━━ RECORDS FOR PROCESSING
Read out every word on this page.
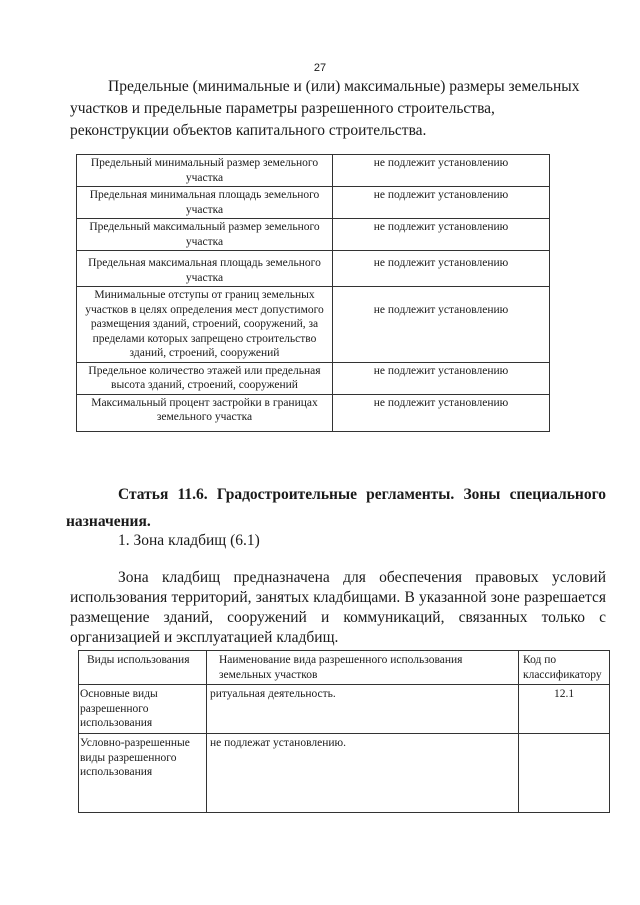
27
Предельные (минимальные и (или) максимальные) размеры земельных участков и предельные параметры разрешенного строительства, реконструкции объектов капитального строительства.
Предельный минимальный размер земельного участка	не подлежит установлению
Предельная минимальная площадь земельного участка	не подлежит установлению
Предельный максимальный размер земельного участка	не подлежит установлению
Предельная максимальная площадь земельного участка	не подлежит установлению
Минимальные отступы от границ земельных участков в целях определения мест допустимого размещения зданий, строений, сооружений, за пределами которых запрещено строительство зданий, строений, сооружений	не подлежит установлению
Предельное количество этажей или предельная высота зданий, строений, сооружений	не подлежит установлению
Максимальный процент застройки в границах земельного участка	не подлежит установлению
Статья 11.6. Градостроительные регламенты. Зоны специального назначения.
1. Зона кладбищ (6.1)
Зона кладбищ предназначена для обеспечения правовых условий использования территорий, занятых кладбищами. В указанной зоне разрешается размещение зданий, сооружений и коммуникаций, связанных только с организацией и эксплуатацией кладбищ.
Виды использования	Наименование вида разрешенного использования земельных участков	Код по классификатору
Основные виды разрешенного использования	ритуальная деятельность.	12.1
Условно-разрешенные виды разрешенного использования	не подлежат установлению.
━━━━
■ **WRITTEN REQUEST**: Using the records above, find and show each line with the string "земельного".

■ **THE RESPONSE**:
Предельный минимальный размер земельного участка	не подлежит установлению
Предельная минимальная площадь земельного участка	не подлежит установлению
Предельный максимальный размер земельного участка	не подлежит установлению
Предельная максимальная площадь земельного участка	не подлежит установлению
Максимальный процент застройки в границах земельного участка	не подлежит установлению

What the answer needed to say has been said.